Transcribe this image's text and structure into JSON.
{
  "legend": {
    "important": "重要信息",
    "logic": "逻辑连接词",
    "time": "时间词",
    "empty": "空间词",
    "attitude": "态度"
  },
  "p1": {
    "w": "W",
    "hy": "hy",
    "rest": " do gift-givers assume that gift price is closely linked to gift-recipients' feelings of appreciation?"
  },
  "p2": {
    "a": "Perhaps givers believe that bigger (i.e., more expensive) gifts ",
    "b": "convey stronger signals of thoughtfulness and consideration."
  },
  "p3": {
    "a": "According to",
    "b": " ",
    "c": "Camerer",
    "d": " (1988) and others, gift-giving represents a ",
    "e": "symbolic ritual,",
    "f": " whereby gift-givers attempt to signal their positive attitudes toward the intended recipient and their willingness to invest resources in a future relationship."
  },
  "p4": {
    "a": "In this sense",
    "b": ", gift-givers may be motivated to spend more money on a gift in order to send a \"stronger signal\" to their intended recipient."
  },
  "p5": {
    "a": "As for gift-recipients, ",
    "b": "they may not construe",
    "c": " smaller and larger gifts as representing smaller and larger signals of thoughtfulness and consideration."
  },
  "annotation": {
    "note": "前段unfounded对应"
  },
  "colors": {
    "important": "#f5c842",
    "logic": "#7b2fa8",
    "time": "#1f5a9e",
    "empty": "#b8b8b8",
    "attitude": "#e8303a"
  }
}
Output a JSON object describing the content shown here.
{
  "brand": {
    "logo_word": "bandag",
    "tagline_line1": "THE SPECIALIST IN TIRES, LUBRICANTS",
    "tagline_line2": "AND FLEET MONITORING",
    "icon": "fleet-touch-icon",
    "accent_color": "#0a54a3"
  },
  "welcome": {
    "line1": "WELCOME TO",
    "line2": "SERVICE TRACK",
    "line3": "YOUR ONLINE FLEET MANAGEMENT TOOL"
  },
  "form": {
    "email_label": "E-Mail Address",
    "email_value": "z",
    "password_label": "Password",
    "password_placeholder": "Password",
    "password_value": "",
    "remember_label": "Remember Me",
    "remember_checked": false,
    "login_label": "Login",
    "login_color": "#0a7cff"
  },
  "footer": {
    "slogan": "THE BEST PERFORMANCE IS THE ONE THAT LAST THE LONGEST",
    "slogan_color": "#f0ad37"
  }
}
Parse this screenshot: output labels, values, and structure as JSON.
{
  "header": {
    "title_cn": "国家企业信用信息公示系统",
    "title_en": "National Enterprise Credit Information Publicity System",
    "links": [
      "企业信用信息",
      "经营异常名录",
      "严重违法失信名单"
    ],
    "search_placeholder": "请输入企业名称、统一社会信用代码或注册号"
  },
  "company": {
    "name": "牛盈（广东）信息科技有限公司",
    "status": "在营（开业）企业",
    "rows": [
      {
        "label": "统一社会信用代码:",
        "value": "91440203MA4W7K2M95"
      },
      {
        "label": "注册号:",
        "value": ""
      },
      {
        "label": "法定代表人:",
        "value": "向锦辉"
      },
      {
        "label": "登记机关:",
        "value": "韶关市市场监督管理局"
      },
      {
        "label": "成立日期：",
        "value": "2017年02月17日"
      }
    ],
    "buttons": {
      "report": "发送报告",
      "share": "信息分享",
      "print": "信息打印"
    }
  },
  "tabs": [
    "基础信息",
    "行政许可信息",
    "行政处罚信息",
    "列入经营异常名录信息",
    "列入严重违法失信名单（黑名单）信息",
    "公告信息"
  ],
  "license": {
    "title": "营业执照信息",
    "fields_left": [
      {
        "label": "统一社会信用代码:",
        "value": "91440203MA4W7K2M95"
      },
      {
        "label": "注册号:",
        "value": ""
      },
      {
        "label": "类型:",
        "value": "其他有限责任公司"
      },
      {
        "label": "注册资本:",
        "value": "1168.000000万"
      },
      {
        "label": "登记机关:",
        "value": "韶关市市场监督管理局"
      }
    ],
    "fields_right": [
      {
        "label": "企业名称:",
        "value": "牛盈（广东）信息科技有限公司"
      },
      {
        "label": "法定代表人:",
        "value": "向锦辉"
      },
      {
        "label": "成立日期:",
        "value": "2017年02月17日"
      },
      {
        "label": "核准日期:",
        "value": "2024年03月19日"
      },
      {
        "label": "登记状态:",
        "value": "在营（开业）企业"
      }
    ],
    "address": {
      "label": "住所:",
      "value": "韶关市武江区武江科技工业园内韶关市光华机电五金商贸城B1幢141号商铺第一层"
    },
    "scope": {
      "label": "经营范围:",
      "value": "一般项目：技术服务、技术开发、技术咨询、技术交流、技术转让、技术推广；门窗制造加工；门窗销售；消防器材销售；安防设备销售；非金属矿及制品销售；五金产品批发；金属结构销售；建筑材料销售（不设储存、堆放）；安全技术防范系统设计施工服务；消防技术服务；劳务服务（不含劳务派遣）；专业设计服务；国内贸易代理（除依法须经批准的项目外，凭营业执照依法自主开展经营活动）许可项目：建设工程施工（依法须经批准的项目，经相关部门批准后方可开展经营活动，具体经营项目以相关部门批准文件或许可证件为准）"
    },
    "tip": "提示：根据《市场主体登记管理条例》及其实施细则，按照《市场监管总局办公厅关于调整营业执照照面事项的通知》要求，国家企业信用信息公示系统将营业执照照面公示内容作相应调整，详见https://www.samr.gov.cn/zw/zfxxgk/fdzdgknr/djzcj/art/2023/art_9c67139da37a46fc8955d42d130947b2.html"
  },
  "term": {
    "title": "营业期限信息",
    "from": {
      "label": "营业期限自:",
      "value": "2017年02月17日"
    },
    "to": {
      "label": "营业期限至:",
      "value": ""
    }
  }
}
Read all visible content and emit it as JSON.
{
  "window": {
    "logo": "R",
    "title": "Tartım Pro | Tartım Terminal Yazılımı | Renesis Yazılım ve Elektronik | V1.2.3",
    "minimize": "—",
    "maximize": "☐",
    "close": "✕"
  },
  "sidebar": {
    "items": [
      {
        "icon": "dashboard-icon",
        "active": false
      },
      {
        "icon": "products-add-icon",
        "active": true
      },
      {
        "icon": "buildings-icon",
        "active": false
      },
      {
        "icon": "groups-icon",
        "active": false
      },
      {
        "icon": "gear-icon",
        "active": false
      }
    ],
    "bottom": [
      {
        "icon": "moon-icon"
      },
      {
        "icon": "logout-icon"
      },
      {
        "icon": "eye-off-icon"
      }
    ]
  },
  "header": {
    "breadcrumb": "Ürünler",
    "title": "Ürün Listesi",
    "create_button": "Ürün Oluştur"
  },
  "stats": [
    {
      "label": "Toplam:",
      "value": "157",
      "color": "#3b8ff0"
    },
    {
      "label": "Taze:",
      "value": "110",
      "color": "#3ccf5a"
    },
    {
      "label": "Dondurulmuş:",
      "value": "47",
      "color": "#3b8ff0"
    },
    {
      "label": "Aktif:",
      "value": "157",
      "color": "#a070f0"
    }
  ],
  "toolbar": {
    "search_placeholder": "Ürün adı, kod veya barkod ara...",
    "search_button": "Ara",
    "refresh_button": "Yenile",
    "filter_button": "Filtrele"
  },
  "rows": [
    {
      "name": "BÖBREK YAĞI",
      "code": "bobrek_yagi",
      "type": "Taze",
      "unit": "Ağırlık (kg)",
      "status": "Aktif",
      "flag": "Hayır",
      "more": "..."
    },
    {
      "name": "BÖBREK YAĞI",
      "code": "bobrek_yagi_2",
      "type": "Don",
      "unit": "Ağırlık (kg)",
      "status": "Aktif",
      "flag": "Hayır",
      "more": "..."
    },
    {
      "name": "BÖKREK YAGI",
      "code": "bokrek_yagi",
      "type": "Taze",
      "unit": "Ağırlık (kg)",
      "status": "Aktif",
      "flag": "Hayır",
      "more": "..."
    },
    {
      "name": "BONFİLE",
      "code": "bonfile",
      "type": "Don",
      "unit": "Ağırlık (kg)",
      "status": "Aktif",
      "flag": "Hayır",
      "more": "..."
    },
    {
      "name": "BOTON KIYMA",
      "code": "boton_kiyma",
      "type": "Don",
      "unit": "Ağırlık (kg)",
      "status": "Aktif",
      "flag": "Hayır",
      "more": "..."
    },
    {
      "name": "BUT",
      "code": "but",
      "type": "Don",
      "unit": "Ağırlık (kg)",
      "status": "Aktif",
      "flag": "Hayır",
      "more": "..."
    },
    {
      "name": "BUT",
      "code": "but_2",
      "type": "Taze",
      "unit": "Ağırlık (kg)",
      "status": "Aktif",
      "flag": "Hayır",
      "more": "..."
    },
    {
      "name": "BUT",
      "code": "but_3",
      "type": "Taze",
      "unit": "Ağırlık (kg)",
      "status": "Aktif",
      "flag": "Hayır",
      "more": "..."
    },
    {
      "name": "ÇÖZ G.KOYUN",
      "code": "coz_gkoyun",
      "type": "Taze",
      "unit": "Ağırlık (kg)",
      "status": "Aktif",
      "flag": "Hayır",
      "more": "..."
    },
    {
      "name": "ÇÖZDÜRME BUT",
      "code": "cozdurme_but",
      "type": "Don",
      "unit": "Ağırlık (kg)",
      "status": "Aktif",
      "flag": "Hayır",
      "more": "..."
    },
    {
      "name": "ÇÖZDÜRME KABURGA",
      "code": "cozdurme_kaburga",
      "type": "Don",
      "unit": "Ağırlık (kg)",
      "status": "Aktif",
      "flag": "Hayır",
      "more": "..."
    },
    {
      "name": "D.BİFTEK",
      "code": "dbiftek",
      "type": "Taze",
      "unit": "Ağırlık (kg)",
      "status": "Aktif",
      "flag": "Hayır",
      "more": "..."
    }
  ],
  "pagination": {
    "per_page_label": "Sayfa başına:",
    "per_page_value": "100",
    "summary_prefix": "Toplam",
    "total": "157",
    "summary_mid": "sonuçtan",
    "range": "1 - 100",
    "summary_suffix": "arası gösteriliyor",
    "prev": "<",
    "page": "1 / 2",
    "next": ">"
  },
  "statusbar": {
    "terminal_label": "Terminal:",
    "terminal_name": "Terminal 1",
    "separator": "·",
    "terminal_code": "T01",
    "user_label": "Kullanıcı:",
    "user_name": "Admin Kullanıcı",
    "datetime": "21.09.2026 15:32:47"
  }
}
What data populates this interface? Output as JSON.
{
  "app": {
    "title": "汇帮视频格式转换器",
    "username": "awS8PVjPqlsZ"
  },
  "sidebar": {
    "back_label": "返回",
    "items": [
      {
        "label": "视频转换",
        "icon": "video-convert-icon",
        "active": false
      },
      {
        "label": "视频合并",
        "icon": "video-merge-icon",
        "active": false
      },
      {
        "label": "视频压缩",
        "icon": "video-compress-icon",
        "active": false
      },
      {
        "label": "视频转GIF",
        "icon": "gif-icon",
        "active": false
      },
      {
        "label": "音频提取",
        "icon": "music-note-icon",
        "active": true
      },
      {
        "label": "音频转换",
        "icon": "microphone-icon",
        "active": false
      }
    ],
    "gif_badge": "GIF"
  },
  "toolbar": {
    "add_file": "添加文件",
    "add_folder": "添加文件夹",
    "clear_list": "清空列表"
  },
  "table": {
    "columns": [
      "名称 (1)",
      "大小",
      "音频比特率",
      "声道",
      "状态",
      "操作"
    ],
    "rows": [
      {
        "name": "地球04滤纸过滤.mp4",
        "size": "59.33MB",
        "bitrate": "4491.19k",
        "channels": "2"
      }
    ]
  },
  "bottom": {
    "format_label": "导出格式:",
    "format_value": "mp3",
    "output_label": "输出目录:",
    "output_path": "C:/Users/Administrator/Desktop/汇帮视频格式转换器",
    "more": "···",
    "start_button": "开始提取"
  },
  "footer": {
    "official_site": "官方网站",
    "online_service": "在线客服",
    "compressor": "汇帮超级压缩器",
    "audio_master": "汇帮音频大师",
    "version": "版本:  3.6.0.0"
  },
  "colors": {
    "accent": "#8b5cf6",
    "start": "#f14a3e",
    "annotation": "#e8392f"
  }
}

---------------

### [Task to carry out]
Count the lines of the data that include the string "汇帮视频格式转换器", and give only that number.

### [Response to this exercise]
2